>> BEGIN Records to use
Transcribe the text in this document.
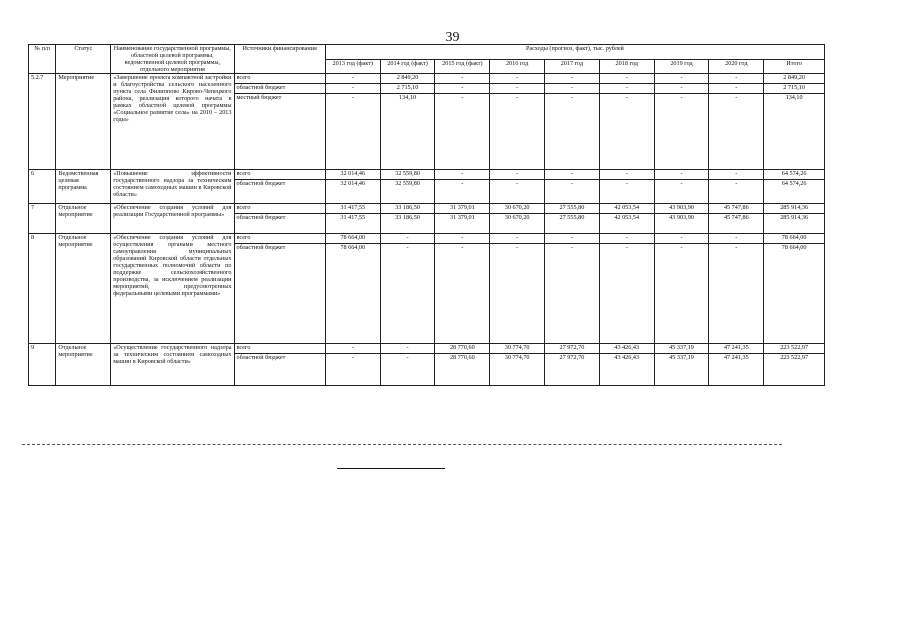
39
№ п/п	Статус	Наименование государственной программы, областной целевой программы, ведомственной целевой программы, отдельного мероприятия	Источники финансирования	Расходы (прогноз, факт), тыс. рублей								
				2013 год (факт)	2014 год (факт)	2015 год (факт)	2016 год	2017 год	2018 год	2019 год	2020 год	Итого
5.2.7	Мероприятие	«Завершение проекта компактной застройки и благоустройства сельского населенного пункта села Филиппово Кирово-Чепецкого района, реализация которого начата в рамках областной целевой программы «Социальное развитие села» на 2010 – 2013 годы»	всего	-	2 849,20	-	-	-	-	-	-	2 849,20
			областной бюджет	-	2 715,10	-	-	-	-	-	-	2 715,10
			местный бюджет	-	134,10	-	-	-	-	-	-	134,10
6	Ведомственная целевая программа	«Повышение эффективности государственного надзора за техническим состоянием самоходных машин в Кировской области»	всего	32 014,46	32 559,80	-	-	-	-	-	-	64 574,26
			областной бюджет	32 014,46	32 559,80	-	-	-	-	-	-	64 574,26
7	Отдельное мероприятие	«Обеспечение создания условий для реализации Государственной программы»	всего	31 417,55	33 186,50	31 379,01	30 670,20	27 555,80	42 053,54	43 903,90	45 747,86	285 914,36
			областной бюджет	31 417,55	33 186,50	31 379,01	30 670,20	27 555,80	42 053,54	43 903,90	45 747,86	285 914,36
8	Отдельное мероприятие	«Обеспечение создания условий для осуществления органами местного самоуправления муниципальных образований Кировской области отдельных государственных полномочий области по поддержке сельскохозяйственного производства, за исключением реализации мероприятий, предусмотренных федеральными целевыми программами»	всего	78 664,00	-	-	-	-	-	-	-	78 664,00
			областной бюджет	78 664,00	-	-	-	-	-	-	-	78 664,00
9	Отдельное мероприятие	«Осуществление государственного надзора за техническим состоянием самоходных машин в Кировской области»	всего	-	-	28 770,60	30 774,70	27 972,70	43 426,43	45 337,19	47 241,35	223 522,97
			областной бюджет	-	-	28 770,60	30 774,70	27 972,70	43 426,43	45 337,19	47 241,35	223 522,97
>> END Records to use
Stated exercise:
Give the number of lines in the material above that have the word "областной" in them, and nothing more.

The reply:
7